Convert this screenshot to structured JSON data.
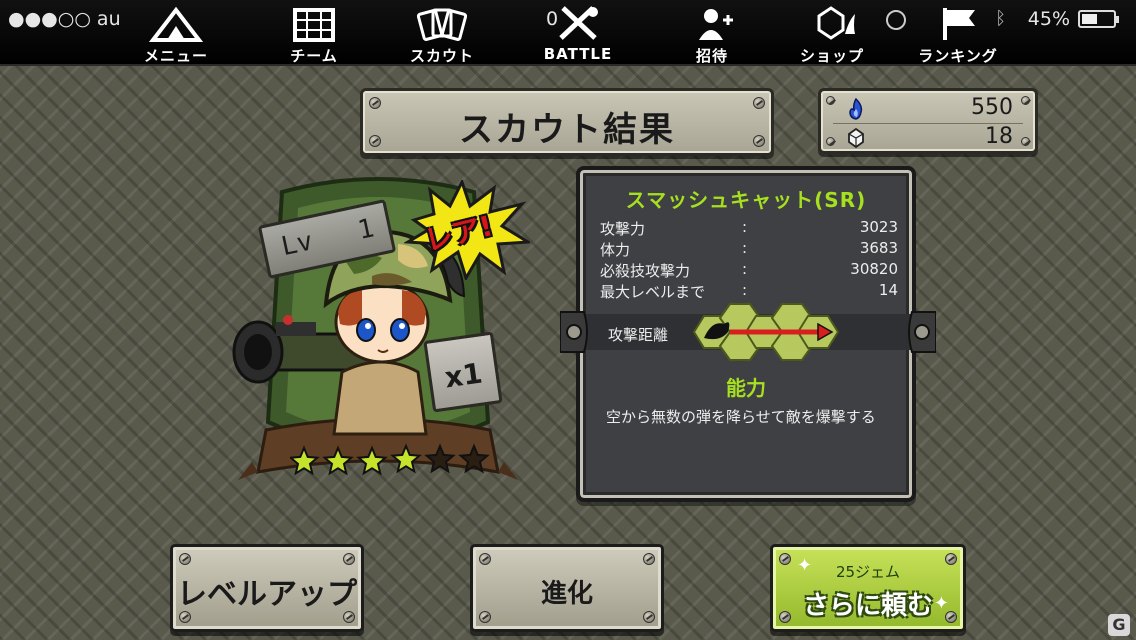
{
  "status_bar": {
    "carrier": "●●●○○ au",
    "time": "0",
    "battery": "45%"
  },
  "nav": {
    "items": [
      {
        "label": "メニュー",
        "icon": "tent-menu-icon"
      },
      {
        "label": "チーム",
        "icon": "map-team-icon"
      },
      {
        "label": "スカウト",
        "icon": "cards-scout-icon"
      },
      {
        "label": "BATTLE",
        "icon": "crossed-swords-battle-icon"
      },
      {
        "label": "招待",
        "icon": "invite-person-icon"
      },
      {
        "label": "ショップ",
        "icon": "gem-shop-icon"
      },
      {
        "label": "ランキング",
        "icon": "flag-ranking-icon"
      }
    ]
  },
  "header": {
    "title": "スカウト結果"
  },
  "currency": {
    "flame_value": "550",
    "gem_value": "18",
    "flame_icon": "blue-flame-icon",
    "gem_icon": "gem-icon"
  },
  "card": {
    "level_label": "Lv",
    "level_value": "1",
    "rarity_badge": "レア!",
    "count": "x1",
    "stars_total": 6,
    "stars_filled": 4,
    "colors": {
      "frame": "#3e5a2a",
      "star_active": "#c6e32c",
      "rare_burst": "#f2e614"
    }
  },
  "info": {
    "name": "スマッシュキャット(SR)",
    "stats": [
      {
        "label": "攻撃力",
        "colon": ":",
        "value": "3023"
      },
      {
        "label": "体力",
        "colon": ":",
        "value": "3683"
      },
      {
        "label": "必殺技攻撃力",
        "colon": ":",
        "value": "30820"
      },
      {
        "label": "最大レベルまで",
        "colon": ":",
        "value": "14"
      }
    ],
    "range_label": "攻撃距離",
    "ability_title": "能力",
    "ability_desc": "空から無数の弾を降らせて敵を爆撃する",
    "colors": {
      "accent": "#a6e01f",
      "panel": "#3f4044",
      "arrow": "#d81e1e"
    }
  },
  "buttons": {
    "level_up": "レベルアップ",
    "evolve": "進化",
    "scout_again_cost": "25ジェム",
    "scout_again": "さらに頼む"
  },
  "watermark": "G"
}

* _Required task_: Every record above should be written out again exactly; the pictures stay out of the copy.

* _Output below_:
Convert this screenshot to structured JSON data.
{
  "status_bar": {
    "carrier": "●●●○○ au",
    "time": "0",
    "battery": "45%"
  },
  "nav": {
    "items": [
      {
        "label": "メニュー",
        "icon": "tent-menu-icon"
      },
      {
        "label": "チーム",
        "icon": "map-team-icon"
      },
      {
        "label": "スカウト",
        "icon": "cards-scout-icon"
      },
      {
        "label": "BATTLE",
        "icon": "crossed-swords-battle-icon"
      },
      {
        "label": "招待",
        "icon": "invite-person-icon"
      },
      {
        "label": "ショップ",
        "icon": "gem-shop-icon"
      },
      {
        "label": "ランキング",
        "icon": "flag-ranking-icon"
      }
    ]
  },
  "header": {
    "title": "スカウト結果"
  },
  "currency": {
    "flame_value": "550",
    "gem_value": "18",
    "flame_icon": "blue-flame-icon",
    "gem_icon": "gem-icon"
  },
  "card": {
    "level_label": "Lv",
    "level_value": "1",
    "rarity_badge": "レア!",
    "count": "x1",
    "stars_total": 6,
    "stars_filled": 4,
    "colors": {
      "frame": "#3e5a2a",
      "star_active": "#c6e32c",
      "rare_burst": "#f2e614"
    }
  },
  "info": {
    "name": "スマッシュキャット(SR)",
    "stats": [
      {
        "label": "攻撃力",
        "colon": ":",
        "value": "3023"
      },
      {
        "label": "体力",
        "colon": ":",
        "value": "3683"
      },
      {
        "label": "必殺技攻撃力",
        "colon": ":",
        "value": "30820"
      },
      {
        "label": "最大レベルまで",
        "colon": ":",
        "value": "14"
      }
    ],
    "range_label": "攻撃距離",
    "ability_title": "能力",
    "ability_desc": "空から無数の弾を降らせて敵を爆撃する",
    "colors": {
      "accent": "#a6e01f",
      "panel": "#3f4044",
      "arrow": "#d81e1e"
    }
  },
  "buttons": {
    "level_up": "レベルアップ",
    "evolve": "進化",
    "scout_again_cost": "25ジェム",
    "scout_again": "さらに頼む"
  },
  "watermark": "G"
}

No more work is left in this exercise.